### SOURCE DATA
——
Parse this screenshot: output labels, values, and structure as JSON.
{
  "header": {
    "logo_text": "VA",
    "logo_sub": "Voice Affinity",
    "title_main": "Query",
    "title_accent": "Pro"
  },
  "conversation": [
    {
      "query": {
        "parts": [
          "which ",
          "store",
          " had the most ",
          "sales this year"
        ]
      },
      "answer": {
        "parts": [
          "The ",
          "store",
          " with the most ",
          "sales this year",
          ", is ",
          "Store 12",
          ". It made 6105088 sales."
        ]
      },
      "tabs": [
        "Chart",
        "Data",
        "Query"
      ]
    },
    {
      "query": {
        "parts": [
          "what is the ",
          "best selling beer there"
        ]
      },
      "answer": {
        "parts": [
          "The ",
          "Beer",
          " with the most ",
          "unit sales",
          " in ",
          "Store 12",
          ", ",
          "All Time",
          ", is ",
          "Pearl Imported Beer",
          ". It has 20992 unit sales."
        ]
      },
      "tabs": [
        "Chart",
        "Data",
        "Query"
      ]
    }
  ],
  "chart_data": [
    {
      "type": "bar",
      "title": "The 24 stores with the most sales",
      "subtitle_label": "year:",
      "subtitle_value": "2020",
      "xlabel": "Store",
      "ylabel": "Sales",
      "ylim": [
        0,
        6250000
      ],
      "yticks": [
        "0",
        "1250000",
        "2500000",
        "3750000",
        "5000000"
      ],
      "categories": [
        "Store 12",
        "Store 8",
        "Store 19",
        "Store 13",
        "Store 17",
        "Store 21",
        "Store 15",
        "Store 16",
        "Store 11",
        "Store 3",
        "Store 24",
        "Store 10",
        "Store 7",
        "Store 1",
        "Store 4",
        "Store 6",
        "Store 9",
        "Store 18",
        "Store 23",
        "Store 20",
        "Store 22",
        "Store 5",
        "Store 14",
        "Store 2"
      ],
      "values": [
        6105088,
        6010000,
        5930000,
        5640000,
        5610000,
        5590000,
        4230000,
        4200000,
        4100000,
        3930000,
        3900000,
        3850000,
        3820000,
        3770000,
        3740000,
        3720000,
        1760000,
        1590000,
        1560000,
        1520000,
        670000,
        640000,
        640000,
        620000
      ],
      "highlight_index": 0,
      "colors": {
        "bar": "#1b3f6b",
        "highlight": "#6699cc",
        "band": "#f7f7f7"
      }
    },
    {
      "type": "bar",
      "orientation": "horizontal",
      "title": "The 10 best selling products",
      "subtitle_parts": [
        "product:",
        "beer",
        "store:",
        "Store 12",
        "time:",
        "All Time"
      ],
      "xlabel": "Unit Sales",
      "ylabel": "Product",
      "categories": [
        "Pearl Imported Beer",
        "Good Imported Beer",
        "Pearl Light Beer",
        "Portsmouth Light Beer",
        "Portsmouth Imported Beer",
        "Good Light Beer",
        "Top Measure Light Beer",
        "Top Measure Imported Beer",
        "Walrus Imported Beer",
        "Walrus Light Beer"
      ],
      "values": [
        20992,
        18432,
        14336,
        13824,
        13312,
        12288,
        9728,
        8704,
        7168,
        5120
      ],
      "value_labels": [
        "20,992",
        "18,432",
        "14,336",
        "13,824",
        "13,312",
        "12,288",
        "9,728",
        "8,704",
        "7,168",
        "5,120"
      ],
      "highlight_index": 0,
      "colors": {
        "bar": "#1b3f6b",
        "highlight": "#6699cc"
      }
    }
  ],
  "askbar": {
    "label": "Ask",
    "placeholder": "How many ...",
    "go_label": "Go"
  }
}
——
### DIRECTIONS FOR THIS TASK
Reproduce all of the entries word for word.

### RESULT
Parse this screenshot: output labels, values, and structure as JSON.
{
  "header": {
    "logo_text": "VA",
    "logo_sub": "Voice Affinity",
    "title_main": "Query",
    "title_accent": "Pro"
  },
  "conversation": [
    {
      "query": {
        "parts": [
          "which ",
          "store",
          " had the most ",
          "sales this year"
        ]
      },
      "answer": {
        "parts": [
          "The ",
          "store",
          " with the most ",
          "sales this year",
          ", is ",
          "Store 12",
          ". It made 6105088 sales."
        ]
      },
      "tabs": [
        "Chart",
        "Data",
        "Query"
      ]
    },
    {
      "query": {
        "parts": [
          "what is the ",
          "best selling beer there"
        ]
      },
      "answer": {
        "parts": [
          "The ",
          "Beer",
          " with the most ",
          "unit sales",
          " in ",
          "Store 12",
          ", ",
          "All Time",
          ", is ",
          "Pearl Imported Beer",
          ". It has 20992 unit sales."
        ]
      },
      "tabs": [
        "Chart",
        "Data",
        "Query"
      ]
    }
  ],
  "chart_data": [
    {
      "type": "bar",
      "title": "The 24 stores with the most sales",
      "subtitle_label": "year:",
      "subtitle_value": "2020",
      "xlabel": "Store",
      "ylabel": "Sales",
      "ylim": [
        0,
        6250000
      ],
      "yticks": [
        "0",
        "1250000",
        "2500000",
        "3750000",
        "5000000"
      ],
      "categories": [
        "Store 12",
        "Store 8",
        "Store 19",
        "Store 13",
        "Store 17",
        "Store 21",
        "Store 15",
        "Store 16",
        "Store 11",
        "Store 3",
        "Store 24",
        "Store 10",
        "Store 7",
        "Store 1",
        "Store 4",
        "Store 6",
        "Store 9",
        "Store 18",
        "Store 23",
        "Store 20",
        "Store 22",
        "Store 5",
        "Store 14",
        "Store 2"
      ],
      "values": [
        6105088,
        6010000,
        5930000,
        5640000,
        5610000,
        5590000,
        4230000,
        4200000,
        4100000,
        3930000,
        3900000,
        3850000,
        3820000,
        3770000,
        3740000,
        3720000,
        1760000,
        1590000,
        1560000,
        1520000,
        670000,
        640000,
        640000,
        620000
      ],
      "highlight_index": 0,
      "colors": {
        "bar": "#1b3f6b",
        "highlight": "#6699cc",
        "band": "#f7f7f7"
      }
    },
    {
      "type": "bar",
      "orientation": "horizontal",
      "title": "The 10 best selling products",
      "subtitle_parts": [
        "product:",
        "beer",
        "store:",
        "Store 12",
        "time:",
        "All Time"
      ],
      "xlabel": "Unit Sales",
      "ylabel": "Product",
      "categories": [
        "Pearl Imported Beer",
        "Good Imported Beer",
        "Pearl Light Beer",
        "Portsmouth Light Beer",
        "Portsmouth Imported Beer",
        "Good Light Beer",
        "Top Measure Light Beer",
        "Top Measure Imported Beer",
        "Walrus Imported Beer",
        "Walrus Light Beer"
      ],
      "values": [
        20992,
        18432,
        14336,
        13824,
        13312,
        12288,
        9728,
        8704,
        7168,
        5120
      ],
      "value_labels": [
        "20,992",
        "18,432",
        "14,336",
        "13,824",
        "13,312",
        "12,288",
        "9,728",
        "8,704",
        "7,168",
        "5,120"
      ],
      "highlight_index": 0,
      "colors": {
        "bar": "#1b3f6b",
        "highlight": "#6699cc"
      }
    }
  ],
  "askbar": {
    "label": "Ask",
    "placeholder": "How many ...",
    "go_label": "Go"
  }
}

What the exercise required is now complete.